> [Problem]
Copy each of the entries below faithfully, setting aside any pictures.

Saved entries:
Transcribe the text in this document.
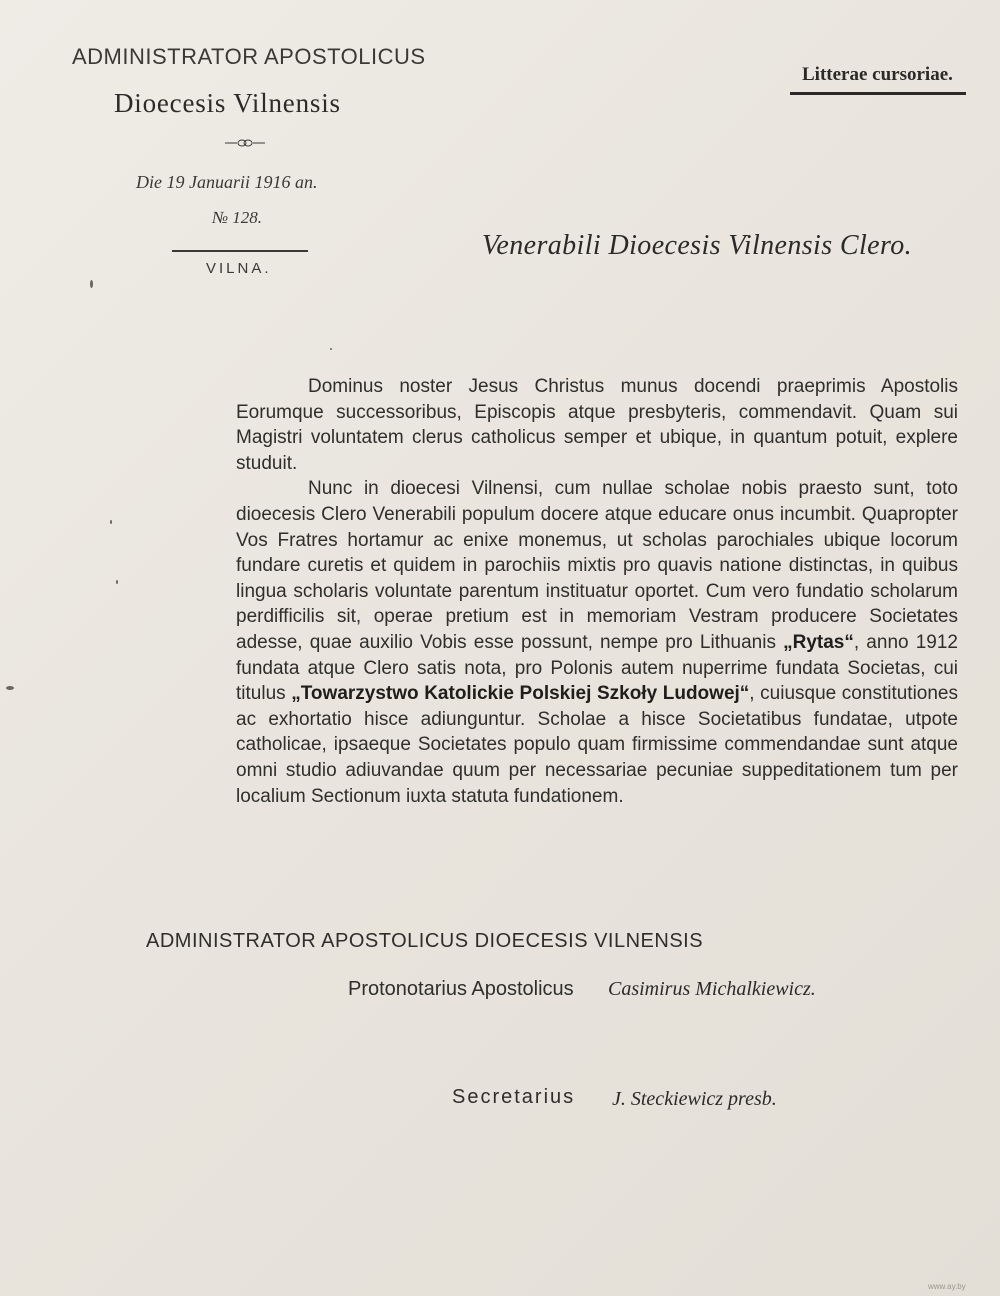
ADMINISTRATOR APOSTOLICUS
Dioecesis Vilnensis
Die 19 Januarii 1916 an.
№ 128.
VILNA.
Litterae cursoriae.
Venerabili Dioecesis Vilnensis Clero.

Dominus noster Jesus Christus munus docendi praeprimis Apostolis Eorumque successoribus, Episcopis atque presbyteris, commendavit. Quam sui Magistri voluntatem clerus catholicus semper et ubique, in quantum potuit, explere studuit.

Nunc in dioecesi Vilnensi, cum nullae scholae nobis praesto sunt, toto dioecesis Clero Venerabili populum docere atque educare onus incumbit. Quapropter Vos Fratres hortamur ac enixe monemus, ut scholas parochiales ubique locorum fundare curetis et quidem in parochiis mixtis pro quavis natione distinctas, in quibus lingua scholaris voluntate parentum instituatur oportet. Cum vero fundatio scholarum perdifficilis sit, operae pretium est in memoriam Vestram producere Societates adesse, quae auxilio Vobis esse possunt, nempe pro Lithuanis „Rytas“, anno 1912 fundata atque Clero satis nota, pro Polonis autem nuperrime fundata Societas, cui titulus „Towarzystwo Katolickie Polskiej Szkoły Ludowej“, cuiusque constitutiones ac exhortatio hisce adiunguntur. Scholae a hisce Societatibus fundatae, utpote catholicae, ipsaeque Societates populo quam firmissime commendandae sunt atque omni studio adiuvandae quum per necessariae pecuniae suppeditationem tum per localium Sectionum iuxta statuta fundationem.

ADMINISTRATOR APOSTOLICUS DIOECESIS VILNENSIS
Protonotarius Apostolicus Casimirus Michalkiewicz.
Secretarius J. Steckiewicz presb.
www.ay.by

> [Solved problem]
Transcribe the text in this document.
ADMINISTRATOR APOSTOLICUS
Dioecesis Vilnensis
Die 19 Januarii 1916 an.
№ 128.
VILNA.
Litterae cursoriae.
Venerabili Dioecesis Vilnensis Clero.

Dominus noster Jesus Christus munus docendi praeprimis Apostolis Eorumque successoribus, Episcopis atque presbyteris, commendavit. Quam sui Magistri voluntatem clerus catholicus semper et ubique, in quantum potuit, explere studuit.

Nunc in dioecesi Vilnensi, cum nullae scholae nobis praesto sunt, toto dioecesis Clero Venerabili populum docere atque educare onus incumbit. Quapropter Vos Fratres hortamur ac enixe monemus, ut scholas parochiales ubique locorum fundare curetis et quidem in parochiis mixtis pro quavis natione distinctas, in quibus lingua scholaris voluntate parentum instituatur oportet. Cum vero fundatio scholarum perdifficilis sit, operae pretium est in memoriam Vestram producere Societates adesse, quae auxilio Vobis esse possunt, nempe pro Lithuanis „Rytas“, anno 1912 fundata atque Clero satis nota, pro Polonis autem nuperrime fundata Societas, cui titulus „Towarzystwo Katolickie Polskiej Szkoły Ludowej“, cuiusque constitutiones ac exhortatio hisce adiunguntur. Scholae a hisce Societatibus fundatae, utpote catholicae, ipsaeque Societates populo quam firmissime commendandae sunt atque omni studio adiuvandae quum per necessariae pecuniae suppeditationem tum per localium Sectionum iuxta statuta fundationem.

ADMINISTRATOR APOSTOLICUS DIOECESIS VILNENSIS
Protonotarius Apostolicus Casimirus Michalkiewicz.
Secretarius J. Steckiewicz presb.
www.ay.by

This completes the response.